* [REQUIRED ACTION]: Leaving nothing out, set down all the data exactly.

* [STORED DATA]:
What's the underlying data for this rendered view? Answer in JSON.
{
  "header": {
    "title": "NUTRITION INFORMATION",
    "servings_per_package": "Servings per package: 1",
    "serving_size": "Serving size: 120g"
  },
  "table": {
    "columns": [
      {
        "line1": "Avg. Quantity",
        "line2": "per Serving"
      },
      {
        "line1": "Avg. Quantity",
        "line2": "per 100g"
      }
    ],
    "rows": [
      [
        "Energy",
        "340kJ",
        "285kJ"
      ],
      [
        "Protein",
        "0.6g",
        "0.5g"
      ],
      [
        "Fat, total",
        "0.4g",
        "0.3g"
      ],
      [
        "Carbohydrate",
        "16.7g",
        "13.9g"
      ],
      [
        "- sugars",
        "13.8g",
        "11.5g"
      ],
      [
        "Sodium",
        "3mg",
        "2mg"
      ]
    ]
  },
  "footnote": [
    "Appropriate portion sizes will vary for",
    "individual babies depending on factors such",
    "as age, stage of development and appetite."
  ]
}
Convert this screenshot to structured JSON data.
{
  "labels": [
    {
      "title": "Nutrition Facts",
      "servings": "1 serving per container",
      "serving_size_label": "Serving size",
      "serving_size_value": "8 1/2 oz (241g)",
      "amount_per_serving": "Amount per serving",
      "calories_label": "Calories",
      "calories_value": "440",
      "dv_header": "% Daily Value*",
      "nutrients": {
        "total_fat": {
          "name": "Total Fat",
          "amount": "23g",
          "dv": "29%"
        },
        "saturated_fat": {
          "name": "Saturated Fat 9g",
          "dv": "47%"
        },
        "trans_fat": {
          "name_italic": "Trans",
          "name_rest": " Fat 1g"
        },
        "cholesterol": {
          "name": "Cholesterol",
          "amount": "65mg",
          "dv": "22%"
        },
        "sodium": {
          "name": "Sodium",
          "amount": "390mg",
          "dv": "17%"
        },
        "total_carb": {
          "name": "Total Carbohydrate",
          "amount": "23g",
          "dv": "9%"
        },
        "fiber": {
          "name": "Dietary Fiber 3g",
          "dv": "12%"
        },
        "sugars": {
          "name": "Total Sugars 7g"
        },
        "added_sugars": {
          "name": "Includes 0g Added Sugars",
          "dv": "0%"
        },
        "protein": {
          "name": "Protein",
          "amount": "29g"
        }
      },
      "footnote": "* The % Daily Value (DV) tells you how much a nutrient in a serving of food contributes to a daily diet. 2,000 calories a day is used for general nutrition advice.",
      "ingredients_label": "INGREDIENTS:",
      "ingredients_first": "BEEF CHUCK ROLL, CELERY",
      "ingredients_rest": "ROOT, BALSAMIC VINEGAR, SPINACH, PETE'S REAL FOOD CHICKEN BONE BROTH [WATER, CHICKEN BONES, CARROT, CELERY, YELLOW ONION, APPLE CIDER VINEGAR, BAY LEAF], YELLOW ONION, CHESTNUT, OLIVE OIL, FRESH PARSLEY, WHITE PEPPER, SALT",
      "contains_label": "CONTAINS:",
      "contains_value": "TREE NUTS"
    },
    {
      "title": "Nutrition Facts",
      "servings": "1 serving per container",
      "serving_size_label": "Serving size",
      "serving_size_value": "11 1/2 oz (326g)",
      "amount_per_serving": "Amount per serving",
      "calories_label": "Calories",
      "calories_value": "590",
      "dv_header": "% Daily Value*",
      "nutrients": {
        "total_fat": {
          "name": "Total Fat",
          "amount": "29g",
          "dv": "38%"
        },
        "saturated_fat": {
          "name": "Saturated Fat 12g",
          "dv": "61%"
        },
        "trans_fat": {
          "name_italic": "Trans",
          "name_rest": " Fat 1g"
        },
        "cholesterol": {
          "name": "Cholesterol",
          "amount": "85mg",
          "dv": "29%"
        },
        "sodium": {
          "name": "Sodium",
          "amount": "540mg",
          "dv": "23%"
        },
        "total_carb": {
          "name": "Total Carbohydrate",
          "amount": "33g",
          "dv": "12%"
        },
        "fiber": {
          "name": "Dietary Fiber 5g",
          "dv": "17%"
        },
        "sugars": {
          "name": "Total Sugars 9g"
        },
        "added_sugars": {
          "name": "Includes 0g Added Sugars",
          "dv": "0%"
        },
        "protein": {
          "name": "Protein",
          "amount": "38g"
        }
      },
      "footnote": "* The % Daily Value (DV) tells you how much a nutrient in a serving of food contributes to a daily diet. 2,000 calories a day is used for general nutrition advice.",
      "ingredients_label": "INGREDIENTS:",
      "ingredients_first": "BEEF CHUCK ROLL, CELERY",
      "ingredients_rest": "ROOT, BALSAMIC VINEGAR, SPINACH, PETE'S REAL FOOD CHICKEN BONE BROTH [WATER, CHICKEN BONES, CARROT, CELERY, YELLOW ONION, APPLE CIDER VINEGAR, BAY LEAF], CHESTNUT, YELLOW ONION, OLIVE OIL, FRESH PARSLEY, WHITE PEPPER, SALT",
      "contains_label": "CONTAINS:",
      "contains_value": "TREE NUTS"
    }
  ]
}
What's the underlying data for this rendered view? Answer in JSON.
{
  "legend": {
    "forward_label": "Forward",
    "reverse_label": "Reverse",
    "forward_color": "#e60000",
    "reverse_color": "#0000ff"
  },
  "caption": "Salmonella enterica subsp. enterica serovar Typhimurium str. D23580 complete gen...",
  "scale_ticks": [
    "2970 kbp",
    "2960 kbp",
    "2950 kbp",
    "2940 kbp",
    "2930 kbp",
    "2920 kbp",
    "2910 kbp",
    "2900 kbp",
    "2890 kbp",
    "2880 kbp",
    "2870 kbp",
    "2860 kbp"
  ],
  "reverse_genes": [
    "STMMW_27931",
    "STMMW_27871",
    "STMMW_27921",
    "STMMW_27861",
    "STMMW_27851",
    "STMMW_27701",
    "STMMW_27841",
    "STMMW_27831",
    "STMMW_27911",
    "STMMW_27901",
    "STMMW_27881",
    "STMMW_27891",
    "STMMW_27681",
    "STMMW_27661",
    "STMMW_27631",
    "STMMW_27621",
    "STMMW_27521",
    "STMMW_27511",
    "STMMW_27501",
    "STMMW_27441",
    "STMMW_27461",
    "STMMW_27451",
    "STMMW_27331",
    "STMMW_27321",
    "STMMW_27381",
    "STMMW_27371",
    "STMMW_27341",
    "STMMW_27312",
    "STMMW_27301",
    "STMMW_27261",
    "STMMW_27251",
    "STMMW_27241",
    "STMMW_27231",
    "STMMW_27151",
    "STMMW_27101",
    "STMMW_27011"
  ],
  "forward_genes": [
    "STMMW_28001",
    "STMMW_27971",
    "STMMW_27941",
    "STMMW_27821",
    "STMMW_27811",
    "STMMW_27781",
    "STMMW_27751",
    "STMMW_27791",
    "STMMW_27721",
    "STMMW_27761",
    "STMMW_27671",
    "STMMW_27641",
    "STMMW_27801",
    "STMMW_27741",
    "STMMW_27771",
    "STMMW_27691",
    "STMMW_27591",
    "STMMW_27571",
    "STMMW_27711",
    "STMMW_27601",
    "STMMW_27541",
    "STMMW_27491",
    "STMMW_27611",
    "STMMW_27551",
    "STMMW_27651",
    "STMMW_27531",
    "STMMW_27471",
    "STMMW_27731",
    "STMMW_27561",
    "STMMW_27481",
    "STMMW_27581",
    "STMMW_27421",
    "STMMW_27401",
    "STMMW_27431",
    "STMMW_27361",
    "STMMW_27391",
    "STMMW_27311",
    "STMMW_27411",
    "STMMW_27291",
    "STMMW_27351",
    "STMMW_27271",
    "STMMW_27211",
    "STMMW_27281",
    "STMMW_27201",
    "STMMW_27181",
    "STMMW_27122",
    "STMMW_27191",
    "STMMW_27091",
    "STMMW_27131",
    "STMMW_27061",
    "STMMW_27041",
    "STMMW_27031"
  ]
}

* [TASK RESPONSE]:
What's the underlying data for this rendered view? Answer in JSON.
{
  "header": {
    "title": "NUTRITION INFORMATION",
    "servings_per_package": "Servings per package: 1",
    "serving_size": "Serving size: 120g"
  },
  "table": {
    "columns": [
      {
        "line1": "Avg. Quantity",
        "line2": "per Serving"
      },
      {
        "line1": "Avg. Quantity",
        "line2": "per 100g"
      }
    ],
    "rows": [
      [
        "Energy",
        "340kJ",
        "285kJ"
      ],
      [
        "Protein",
        "0.6g",
        "0.5g"
      ],
      [
        "Fat, total",
        "0.4g",
        "0.3g"
      ],
      [
        "Carbohydrate",
        "16.7g",
        "13.9g"
      ],
      [
        "- sugars",
        "13.8g",
        "11.5g"
      ],
      [
        "Sodium",
        "3mg",
        "2mg"
      ]
    ]
  },
  "footnote": [
    "Appropriate portion sizes will vary for",
    "individual babies depending on factors such",
    "as age, stage of development and appetite."
  ]
}
Convert this screenshot to structured JSON data.
{
  "labels": [
    {
      "title": "Nutrition Facts",
      "servings": "1 serving per container",
      "serving_size_label": "Serving size",
      "serving_size_value": "8 1/2 oz (241g)",
      "amount_per_serving": "Amount per serving",
      "calories_label": "Calories",
      "calories_value": "440",
      "dv_header": "% Daily Value*",
      "nutrients": {
        "total_fat": {
          "name": "Total Fat",
          "amount": "23g",
          "dv": "29%"
        },
        "saturated_fat": {
          "name": "Saturated Fat 9g",
          "dv": "47%"
        },
        "trans_fat": {
          "name_italic": "Trans",
          "name_rest": " Fat 1g"
        },
        "cholesterol": {
          "name": "Cholesterol",
          "amount": "65mg",
          "dv": "22%"
        },
        "sodium": {
          "name": "Sodium",
          "amount": "390mg",
          "dv": "17%"
        },
        "total_carb": {
          "name": "Total Carbohydrate",
          "amount": "23g",
          "dv": "9%"
        },
        "fiber": {
          "name": "Dietary Fiber 3g",
          "dv": "12%"
        },
        "sugars": {
          "name": "Total Sugars 7g"
        },
        "added_sugars": {
          "name": "Includes 0g Added Sugars",
          "dv": "0%"
        },
        "protein": {
          "name": "Protein",
          "amount": "29g"
        }
      },
      "footnote": "* The % Daily Value (DV) tells you how much a nutrient in a serving of food contributes to a daily diet. 2,000 calories a day is used for general nutrition advice.",
      "ingredients_label": "INGREDIENTS:",
      "ingredients_first": "BEEF CHUCK ROLL, CELERY",
      "ingredients_rest": "ROOT, BALSAMIC VINEGAR, SPINACH, PETE'S REAL FOOD CHICKEN BONE BROTH [WATER, CHICKEN BONES, CARROT, CELERY, YELLOW ONION, APPLE CIDER VINEGAR, BAY LEAF], YELLOW ONION, CHESTNUT, OLIVE OIL, FRESH PARSLEY, WHITE PEPPER, SALT",
      "contains_label": "CONTAINS:",
      "contains_value": "TREE NUTS"
    },
    {
      "title": "Nutrition Facts",
      "servings": "1 serving per container",
      "serving_size_label": "Serving size",
      "serving_size_value": "11 1/2 oz (326g)",
      "amount_per_serving": "Amount per serving",
      "calories_label": "Calories",
      "calories_value": "590",
      "dv_header": "% Daily Value*",
      "nutrients": {
        "total_fat": {
          "name": "Total Fat",
          "amount": "29g",
          "dv": "38%"
        },
        "saturated_fat": {
          "name": "Saturated Fat 12g",
          "dv": "61%"
        },
        "trans_fat": {
          "name_italic": "Trans",
          "name_rest": " Fat 1g"
        },
        "cholesterol": {
          "name": "Cholesterol",
          "amount": "85mg",
          "dv": "29%"
        },
        "sodium": {
          "name": "Sodium",
          "amount": "540mg",
          "dv": "23%"
        },
        "total_carb": {
          "name": "Total Carbohydrate",
          "amount": "33g",
          "dv": "12%"
        },
        "fiber": {
          "name": "Dietary Fiber 5g",
          "dv": "17%"
        },
        "sugars": {
          "name": "Total Sugars 9g"
        },
        "added_sugars": {
          "name": "Includes 0g Added Sugars",
          "dv": "0%"
        },
        "protein": {
          "name": "Protein",
          "amount": "38g"
        }
      },
      "footnote": "* The % Daily Value (DV) tells you how much a nutrient in a serving of food contributes to a daily diet. 2,000 calories a day is used for general nutrition advice.",
      "ingredients_label": "INGREDIENTS:",
      "ingredients_first": "BEEF CHUCK ROLL, CELERY",
      "ingredients_rest": "ROOT, BALSAMIC VINEGAR, SPINACH, PETE'S REAL FOOD CHICKEN BONE BROTH [WATER, CHICKEN BONES, CARROT, CELERY, YELLOW ONION, APPLE CIDER VINEGAR, BAY LEAF], CHESTNUT, YELLOW ONION, OLIVE OIL, FRESH PARSLEY, WHITE PEPPER, SALT",
      "contains_label": "CONTAINS:",
      "contains_value": "TREE NUTS"
    }
  ]
}
What's the underlying data for this rendered view? Answer in JSON.
{
  "legend": {
    "forward_label": "Forward",
    "reverse_label": "Reverse",
    "forward_color": "#e60000",
    "reverse_color": "#0000ff"
  },
  "caption": "Salmonella enterica subsp. enterica serovar Typhimurium str. D23580 complete gen...",
  "scale_ticks": [
    "2970 kbp",
    "2960 kbp",
    "2950 kbp",
    "2940 kbp",
    "2930 kbp",
    "2920 kbp",
    "2910 kbp",
    "2900 kbp",
    "2890 kbp",
    "2880 kbp",
    "2870 kbp",
    "2860 kbp"
  ],
  "reverse_genes": [
    "STMMW_27931",
    "STMMW_27871",
    "STMMW_27921",
    "STMMW_27861",
    "STMMW_27851",
    "STMMW_27701",
    "STMMW_27841",
    "STMMW_27831",
    "STMMW_27911",
    "STMMW_27901",
    "STMMW_27881",
    "STMMW_27891",
    "STMMW_27681",
    "STMMW_27661",
    "STMMW_27631",
    "STMMW_27621",
    "STMMW_27521",
    "STMMW_27511",
    "STMMW_27501",
    "STMMW_27441",
    "STMMW_27461",
    "STMMW_27451",
    "STMMW_27331",
    "STMMW_27321",
    "STMMW_27381",
    "STMMW_27371",
    "STMMW_27341",
    "STMMW_27312",
    "STMMW_27301",
    "STMMW_27261",
    "STMMW_27251",
    "STMMW_27241",
    "STMMW_27231",
    "STMMW_27151",
    "STMMW_27101",
    "STMMW_27011"
  ],
  "forward_genes": [
    "STMMW_28001",
    "STMMW_27971",
    "STMMW_27941",
    "STMMW_27821",
    "STMMW_27811",
    "STMMW_27781",
    "STMMW_27751",
    "STMMW_27791",
    "STMMW_27721",
    "STMMW_27761",
    "STMMW_27671",
    "STMMW_27641",
    "STMMW_27801",
    "STMMW_27741",
    "STMMW_27771",
    "STMMW_27691",
    "STMMW_27591",
    "STMMW_27571",
    "STMMW_27711",
    "STMMW_27601",
    "STMMW_27541",
    "STMMW_27491",
    "STMMW_27611",
    "STMMW_27551",
    "STMMW_27651",
    "STMMW_27531",
    "STMMW_27471",
    "STMMW_27731",
    "STMMW_27561",
    "STMMW_27481",
    "STMMW_27581",
    "STMMW_27421",
    "STMMW_27401",
    "STMMW_27431",
    "STMMW_27361",
    "STMMW_27391",
    "STMMW_27311",
    "STMMW_27411",
    "STMMW_27291",
    "STMMW_27351",
    "STMMW_27271",
    "STMMW_27211",
    "STMMW_27281",
    "STMMW_27201",
    "STMMW_27181",
    "STMMW_27122",
    "STMMW_27191",
    "STMMW_27091",
    "STMMW_27131",
    "STMMW_27061",
    "STMMW_27041",
    "STMMW_27031"
  ]
}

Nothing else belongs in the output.